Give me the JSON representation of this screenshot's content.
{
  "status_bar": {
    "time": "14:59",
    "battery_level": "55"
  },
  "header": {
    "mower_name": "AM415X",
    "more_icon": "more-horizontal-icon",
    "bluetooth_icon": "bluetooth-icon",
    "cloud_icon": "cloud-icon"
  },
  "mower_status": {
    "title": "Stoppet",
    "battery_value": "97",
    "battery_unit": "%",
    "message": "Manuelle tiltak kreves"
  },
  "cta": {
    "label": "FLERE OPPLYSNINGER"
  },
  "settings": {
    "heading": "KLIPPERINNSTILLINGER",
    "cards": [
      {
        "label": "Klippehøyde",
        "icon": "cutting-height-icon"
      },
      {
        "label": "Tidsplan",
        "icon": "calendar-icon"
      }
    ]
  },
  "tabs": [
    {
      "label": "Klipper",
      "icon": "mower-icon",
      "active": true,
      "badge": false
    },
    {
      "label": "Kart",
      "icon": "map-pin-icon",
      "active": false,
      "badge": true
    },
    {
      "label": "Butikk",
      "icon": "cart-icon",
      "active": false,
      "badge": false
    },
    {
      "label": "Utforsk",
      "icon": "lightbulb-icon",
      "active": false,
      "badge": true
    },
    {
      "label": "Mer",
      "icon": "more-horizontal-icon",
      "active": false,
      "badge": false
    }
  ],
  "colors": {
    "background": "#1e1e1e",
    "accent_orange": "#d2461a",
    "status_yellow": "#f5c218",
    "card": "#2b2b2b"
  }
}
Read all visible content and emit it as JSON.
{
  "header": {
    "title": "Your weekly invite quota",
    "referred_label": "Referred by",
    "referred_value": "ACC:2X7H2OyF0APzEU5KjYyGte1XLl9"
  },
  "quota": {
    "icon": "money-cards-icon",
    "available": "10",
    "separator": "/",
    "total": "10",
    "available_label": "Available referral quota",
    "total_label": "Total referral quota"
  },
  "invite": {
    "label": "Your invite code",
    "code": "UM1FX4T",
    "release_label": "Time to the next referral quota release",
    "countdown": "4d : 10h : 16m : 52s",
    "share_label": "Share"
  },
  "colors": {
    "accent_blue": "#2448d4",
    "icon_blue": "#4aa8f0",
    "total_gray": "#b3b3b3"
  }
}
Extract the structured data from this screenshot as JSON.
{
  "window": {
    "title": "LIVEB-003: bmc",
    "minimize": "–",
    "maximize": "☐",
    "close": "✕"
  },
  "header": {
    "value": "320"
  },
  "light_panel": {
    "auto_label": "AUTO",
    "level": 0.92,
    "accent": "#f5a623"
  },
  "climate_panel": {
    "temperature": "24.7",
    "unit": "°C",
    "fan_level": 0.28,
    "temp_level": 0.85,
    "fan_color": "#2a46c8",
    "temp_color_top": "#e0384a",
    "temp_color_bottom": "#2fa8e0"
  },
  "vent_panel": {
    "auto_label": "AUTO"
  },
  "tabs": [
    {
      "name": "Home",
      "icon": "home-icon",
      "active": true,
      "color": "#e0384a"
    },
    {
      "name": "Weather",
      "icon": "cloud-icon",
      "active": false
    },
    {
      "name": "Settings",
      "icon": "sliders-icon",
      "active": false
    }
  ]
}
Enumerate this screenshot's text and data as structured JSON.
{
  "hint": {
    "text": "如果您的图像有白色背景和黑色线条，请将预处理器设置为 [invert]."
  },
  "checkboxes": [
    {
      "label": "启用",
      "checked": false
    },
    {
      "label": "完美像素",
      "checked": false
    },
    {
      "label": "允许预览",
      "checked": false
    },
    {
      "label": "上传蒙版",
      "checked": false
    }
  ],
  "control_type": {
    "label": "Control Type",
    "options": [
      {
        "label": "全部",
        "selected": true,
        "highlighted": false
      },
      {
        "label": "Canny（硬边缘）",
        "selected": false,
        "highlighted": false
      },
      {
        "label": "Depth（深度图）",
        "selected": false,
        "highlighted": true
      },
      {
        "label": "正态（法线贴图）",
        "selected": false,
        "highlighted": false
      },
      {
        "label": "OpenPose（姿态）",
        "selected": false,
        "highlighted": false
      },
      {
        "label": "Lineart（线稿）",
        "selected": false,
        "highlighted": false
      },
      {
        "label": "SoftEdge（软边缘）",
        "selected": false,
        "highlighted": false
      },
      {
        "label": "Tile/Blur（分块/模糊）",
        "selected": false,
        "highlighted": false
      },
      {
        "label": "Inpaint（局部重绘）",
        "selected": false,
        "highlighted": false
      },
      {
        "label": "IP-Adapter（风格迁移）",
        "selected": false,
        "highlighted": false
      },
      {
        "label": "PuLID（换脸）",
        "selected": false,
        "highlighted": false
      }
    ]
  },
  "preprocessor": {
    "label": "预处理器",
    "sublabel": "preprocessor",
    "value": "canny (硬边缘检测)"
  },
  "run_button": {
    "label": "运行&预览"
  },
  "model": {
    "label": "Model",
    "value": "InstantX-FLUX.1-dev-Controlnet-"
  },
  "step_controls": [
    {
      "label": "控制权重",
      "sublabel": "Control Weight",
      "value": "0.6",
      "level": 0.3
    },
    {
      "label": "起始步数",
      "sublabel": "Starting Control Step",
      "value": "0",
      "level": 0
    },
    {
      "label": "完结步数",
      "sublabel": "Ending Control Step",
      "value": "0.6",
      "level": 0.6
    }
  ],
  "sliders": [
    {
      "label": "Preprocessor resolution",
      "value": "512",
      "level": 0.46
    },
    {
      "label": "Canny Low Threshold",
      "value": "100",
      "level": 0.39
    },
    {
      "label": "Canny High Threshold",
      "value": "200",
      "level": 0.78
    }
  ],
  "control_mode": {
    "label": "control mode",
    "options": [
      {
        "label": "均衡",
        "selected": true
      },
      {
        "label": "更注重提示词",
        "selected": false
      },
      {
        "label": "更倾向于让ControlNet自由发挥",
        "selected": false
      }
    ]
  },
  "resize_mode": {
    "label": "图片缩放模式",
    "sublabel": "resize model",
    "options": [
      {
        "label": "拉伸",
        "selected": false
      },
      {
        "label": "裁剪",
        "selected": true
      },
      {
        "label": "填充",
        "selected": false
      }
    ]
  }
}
────────────────────
→ Work to complete
Print the complete listing again, exactly as it stands.

→ Solution to the exercise
Give me the JSON representation of this screenshot's content.
{
  "status_bar": {
    "time": "14:59",
    "battery_level": "55"
  },
  "header": {
    "mower_name": "AM415X",
    "more_icon": "more-horizontal-icon",
    "bluetooth_icon": "bluetooth-icon",
    "cloud_icon": "cloud-icon"
  },
  "mower_status": {
    "title": "Stoppet",
    "battery_value": "97",
    "battery_unit": "%",
    "message": "Manuelle tiltak kreves"
  },
  "cta": {
    "label": "FLERE OPPLYSNINGER"
  },
  "settings": {
    "heading": "KLIPPERINNSTILLINGER",
    "cards": [
      {
        "label": "Klippehøyde",
        "icon": "cutting-height-icon"
      },
      {
        "label": "Tidsplan",
        "icon": "calendar-icon"
      }
    ]
  },
  "tabs": [
    {
      "label": "Klipper",
      "icon": "mower-icon",
      "active": true,
      "badge": false
    },
    {
      "label": "Kart",
      "icon": "map-pin-icon",
      "active": false,
      "badge": true
    },
    {
      "label": "Butikk",
      "icon": "cart-icon",
      "active": false,
      "badge": false
    },
    {
      "label": "Utforsk",
      "icon": "lightbulb-icon",
      "active": false,
      "badge": true
    },
    {
      "label": "Mer",
      "icon": "more-horizontal-icon",
      "active": false,
      "badge": false
    }
  ],
  "colors": {
    "background": "#1e1e1e",
    "accent_orange": "#d2461a",
    "status_yellow": "#f5c218",
    "card": "#2b2b2b"
  }
}
Read all visible content and emit it as JSON.
{
  "header": {
    "title": "Your weekly invite quota",
    "referred_label": "Referred by",
    "referred_value": "ACC:2X7H2OyF0APzEU5KjYyGte1XLl9"
  },
  "quota": {
    "icon": "money-cards-icon",
    "available": "10",
    "separator": "/",
    "total": "10",
    "available_label": "Available referral quota",
    "total_label": "Total referral quota"
  },
  "invite": {
    "label": "Your invite code",
    "code": "UM1FX4T",
    "release_label": "Time to the next referral quota release",
    "countdown": "4d : 10h : 16m : 52s",
    "share_label": "Share"
  },
  "colors": {
    "accent_blue": "#2448d4",
    "icon_blue": "#4aa8f0",
    "total_gray": "#b3b3b3"
  }
}
Extract the structured data from this screenshot as JSON.
{
  "window": {
    "title": "LIVEB-003: bmc",
    "minimize": "–",
    "maximize": "☐",
    "close": "✕"
  },
  "header": {
    "value": "320"
  },
  "light_panel": {
    "auto_label": "AUTO",
    "level": 0.92,
    "accent": "#f5a623"
  },
  "climate_panel": {
    "temperature": "24.7",
    "unit": "°C",
    "fan_level": 0.28,
    "temp_level": 0.85,
    "fan_color": "#2a46c8",
    "temp_color_top": "#e0384a",
    "temp_color_bottom": "#2fa8e0"
  },
  "vent_panel": {
    "auto_label": "AUTO"
  },
  "tabs": [
    {
      "name": "Home",
      "icon": "home-icon",
      "active": true,
      "color": "#e0384a"
    },
    {
      "name": "Weather",
      "icon": "cloud-icon",
      "active": false
    },
    {
      "name": "Settings",
      "icon": "sliders-icon",
      "active": false
    }
  ]
}
Enumerate this screenshot's text and data as structured JSON.
{
  "hint": {
    "text": "如果您的图像有白色背景和黑色线条，请将预处理器设置为 [invert]."
  },
  "checkboxes": [
    {
      "label": "启用",
      "checked": false
    },
    {
      "label": "完美像素",
      "checked": false
    },
    {
      "label": "允许预览",
      "checked": false
    },
    {
      "label": "上传蒙版",
      "checked": false
    }
  ],
  "control_type": {
    "label": "Control Type",
    "options": [
      {
        "label": "全部",
        "selected": true,
        "highlighted": false
      },
      {
        "label": "Canny（硬边缘）",
        "selected": false,
        "highlighted": false
      },
      {
        "label": "Depth（深度图）",
        "selected": false,
        "highlighted": true
      },
      {
        "label": "正态（法线贴图）",
        "selected": false,
        "highlighted": false
      },
      {
        "label": "OpenPose（姿态）",
        "selected": false,
        "highlighted": false
      },
      {
        "label": "Lineart（线稿）",
        "selected": false,
        "highlighted": false
      },
      {
        "label": "SoftEdge（软边缘）",
        "selected": false,
        "highlighted": false
      },
      {
        "label": "Tile/Blur（分块/模糊）",
        "selected": false,
        "highlighted": false
      },
      {
        "label": "Inpaint（局部重绘）",
        "selected": false,
        "highlighted": false
      },
      {
        "label": "IP-Adapter（风格迁移）",
        "selected": false,
        "highlighted": false
      },
      {
        "label": "PuLID（换脸）",
        "selected": false,
        "highlighted": false
      }
    ]
  },
  "preprocessor": {
    "label": "预处理器",
    "sublabel": "preprocessor",
    "value": "canny (硬边缘检测)"
  },
  "run_button": {
    "label": "运行&预览"
  },
  "model": {
    "label": "Model",
    "value": "InstantX-FLUX.1-dev-Controlnet-"
  },
  "step_controls": [
    {
      "label": "控制权重",
      "sublabel": "Control Weight",
      "value": "0.6",
      "level": 0.3
    },
    {
      "label": "起始步数",
      "sublabel": "Starting Control Step",
      "value": "0",
      "level": 0
    },
    {
      "label": "完结步数",
      "sublabel": "Ending Control Step",
      "value": "0.6",
      "level": 0.6
    }
  ],
  "sliders": [
    {
      "label": "Preprocessor resolution",
      "value": "512",
      "level": 0.46
    },
    {
      "label": "Canny Low Threshold",
      "value": "100",
      "level": 0.39
    },
    {
      "label": "Canny High Threshold",
      "value": "200",
      "level": 0.78
    }
  ],
  "control_mode": {
    "label": "control mode",
    "options": [
      {
        "label": "均衡",
        "selected": true
      },
      {
        "label": "更注重提示词",
        "selected": false
      },
      {
        "label": "更倾向于让ControlNet自由发挥",
        "selected": false
      }
    ]
  },
  "resize_mode": {
    "label": "图片缩放模式",
    "sublabel": "resize model",
    "options": [
      {
        "label": "拉伸",
        "selected": false
      },
      {
        "label": "裁剪",
        "selected": true
      },
      {
        "label": "填充",
        "selected": false
      }
    ]
  }
}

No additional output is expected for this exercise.